Below are the records; collect from them each line containing the string "Certificat".

**SUPPLIED RECORDS:**
· · ·

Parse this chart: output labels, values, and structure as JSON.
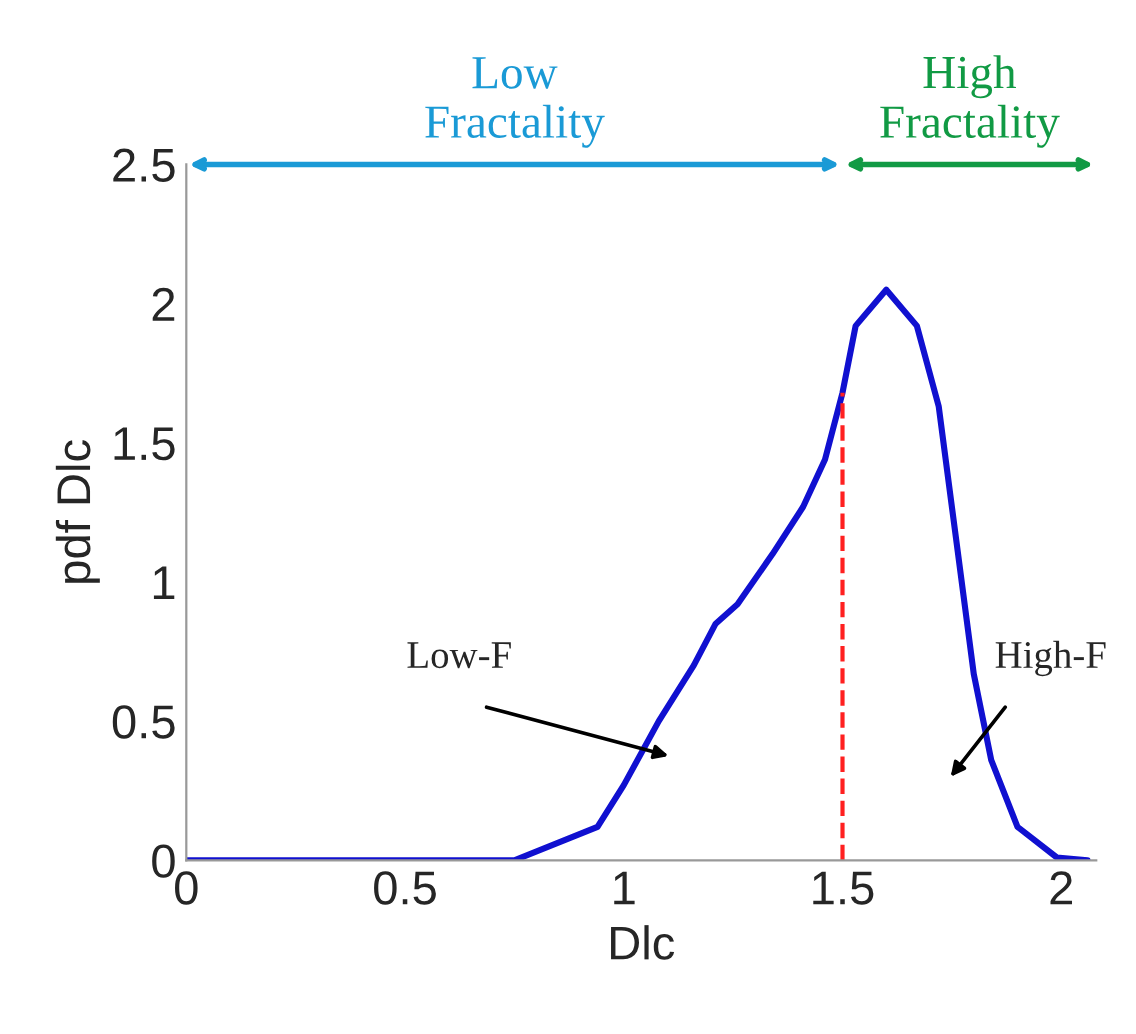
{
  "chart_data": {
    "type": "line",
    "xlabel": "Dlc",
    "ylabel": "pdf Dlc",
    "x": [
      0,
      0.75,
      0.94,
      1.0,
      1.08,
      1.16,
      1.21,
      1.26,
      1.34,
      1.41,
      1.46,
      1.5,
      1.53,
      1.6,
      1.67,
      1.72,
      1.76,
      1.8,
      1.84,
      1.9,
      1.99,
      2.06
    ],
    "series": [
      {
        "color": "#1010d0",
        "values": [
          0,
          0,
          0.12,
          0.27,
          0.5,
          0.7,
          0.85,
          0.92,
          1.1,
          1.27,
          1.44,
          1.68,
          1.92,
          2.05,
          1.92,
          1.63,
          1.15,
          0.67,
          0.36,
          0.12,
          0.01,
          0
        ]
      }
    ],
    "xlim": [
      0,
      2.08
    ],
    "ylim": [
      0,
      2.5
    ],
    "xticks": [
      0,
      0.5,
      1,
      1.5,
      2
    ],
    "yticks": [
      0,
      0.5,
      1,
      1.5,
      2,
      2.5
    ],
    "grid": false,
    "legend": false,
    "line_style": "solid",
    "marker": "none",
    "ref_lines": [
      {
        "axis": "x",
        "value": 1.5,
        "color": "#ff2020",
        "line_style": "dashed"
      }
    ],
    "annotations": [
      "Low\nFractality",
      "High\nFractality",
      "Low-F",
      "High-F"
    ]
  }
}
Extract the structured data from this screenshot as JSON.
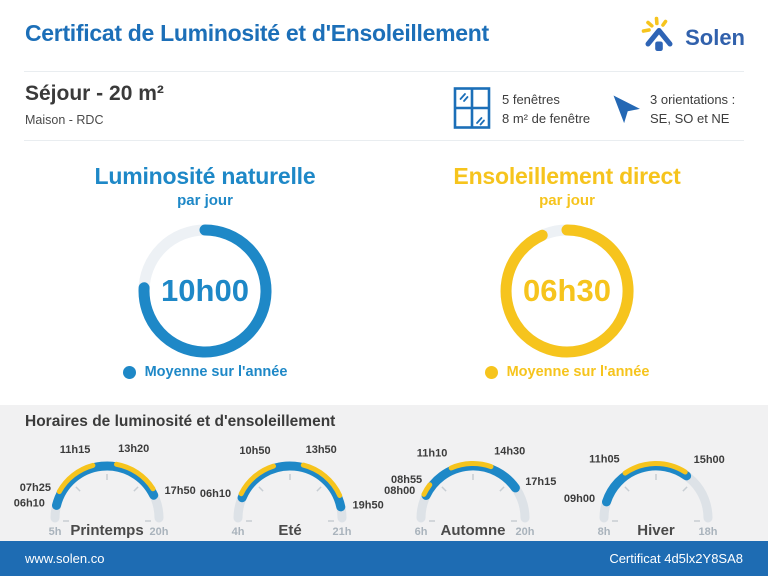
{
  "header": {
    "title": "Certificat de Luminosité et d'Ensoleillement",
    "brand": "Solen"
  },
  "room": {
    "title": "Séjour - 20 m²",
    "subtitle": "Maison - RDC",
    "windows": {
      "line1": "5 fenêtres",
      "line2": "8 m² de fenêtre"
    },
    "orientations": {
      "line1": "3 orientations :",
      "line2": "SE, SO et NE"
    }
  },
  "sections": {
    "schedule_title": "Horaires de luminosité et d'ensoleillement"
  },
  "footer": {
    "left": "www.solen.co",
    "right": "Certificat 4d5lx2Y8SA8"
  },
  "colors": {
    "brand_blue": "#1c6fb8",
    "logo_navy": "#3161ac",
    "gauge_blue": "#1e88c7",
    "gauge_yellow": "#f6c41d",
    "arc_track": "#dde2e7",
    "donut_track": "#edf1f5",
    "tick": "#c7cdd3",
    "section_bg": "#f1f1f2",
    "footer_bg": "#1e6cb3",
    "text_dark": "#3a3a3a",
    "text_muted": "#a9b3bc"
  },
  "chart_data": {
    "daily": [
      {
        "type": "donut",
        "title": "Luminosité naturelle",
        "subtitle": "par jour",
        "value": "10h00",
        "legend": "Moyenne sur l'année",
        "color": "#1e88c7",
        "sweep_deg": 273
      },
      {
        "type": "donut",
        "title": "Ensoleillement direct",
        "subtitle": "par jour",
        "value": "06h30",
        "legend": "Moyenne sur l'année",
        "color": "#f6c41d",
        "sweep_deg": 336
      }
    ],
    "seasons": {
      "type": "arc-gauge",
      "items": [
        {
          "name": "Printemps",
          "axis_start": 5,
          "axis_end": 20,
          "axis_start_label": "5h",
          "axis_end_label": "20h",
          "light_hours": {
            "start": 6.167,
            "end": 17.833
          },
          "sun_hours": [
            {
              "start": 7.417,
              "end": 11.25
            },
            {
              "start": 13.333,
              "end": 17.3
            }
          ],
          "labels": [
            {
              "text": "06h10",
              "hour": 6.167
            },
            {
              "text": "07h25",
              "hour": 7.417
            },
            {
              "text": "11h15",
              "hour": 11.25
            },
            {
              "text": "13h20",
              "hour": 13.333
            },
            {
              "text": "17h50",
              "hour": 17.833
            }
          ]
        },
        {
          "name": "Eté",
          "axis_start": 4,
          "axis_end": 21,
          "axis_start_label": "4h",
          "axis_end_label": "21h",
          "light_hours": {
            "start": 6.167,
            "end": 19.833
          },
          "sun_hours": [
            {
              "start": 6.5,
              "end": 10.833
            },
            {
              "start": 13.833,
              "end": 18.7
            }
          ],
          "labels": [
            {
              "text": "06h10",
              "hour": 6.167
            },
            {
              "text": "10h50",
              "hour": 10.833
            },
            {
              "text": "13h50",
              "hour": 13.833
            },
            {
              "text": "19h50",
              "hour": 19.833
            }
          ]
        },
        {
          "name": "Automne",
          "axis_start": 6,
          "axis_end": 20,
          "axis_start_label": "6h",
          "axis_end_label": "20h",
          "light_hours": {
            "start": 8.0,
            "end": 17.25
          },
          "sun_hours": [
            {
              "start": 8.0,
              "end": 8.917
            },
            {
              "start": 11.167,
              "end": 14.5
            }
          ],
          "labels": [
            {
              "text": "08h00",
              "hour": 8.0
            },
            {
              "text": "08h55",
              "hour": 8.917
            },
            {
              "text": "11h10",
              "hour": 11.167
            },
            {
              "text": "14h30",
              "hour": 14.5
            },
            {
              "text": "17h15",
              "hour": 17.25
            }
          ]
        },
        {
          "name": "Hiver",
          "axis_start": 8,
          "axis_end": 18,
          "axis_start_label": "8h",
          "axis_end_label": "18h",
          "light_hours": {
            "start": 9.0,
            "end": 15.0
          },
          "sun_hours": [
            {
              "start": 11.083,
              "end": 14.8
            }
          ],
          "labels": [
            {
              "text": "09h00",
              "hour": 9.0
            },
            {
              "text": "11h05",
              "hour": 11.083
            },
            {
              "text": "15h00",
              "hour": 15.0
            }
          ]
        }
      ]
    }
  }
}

· · ·

**TASK SOLUTION:**
    "title": "Certificat de Luminosité et d'Ensoleillement",
    "right": "Certificat 4d5lx2Y8SA8"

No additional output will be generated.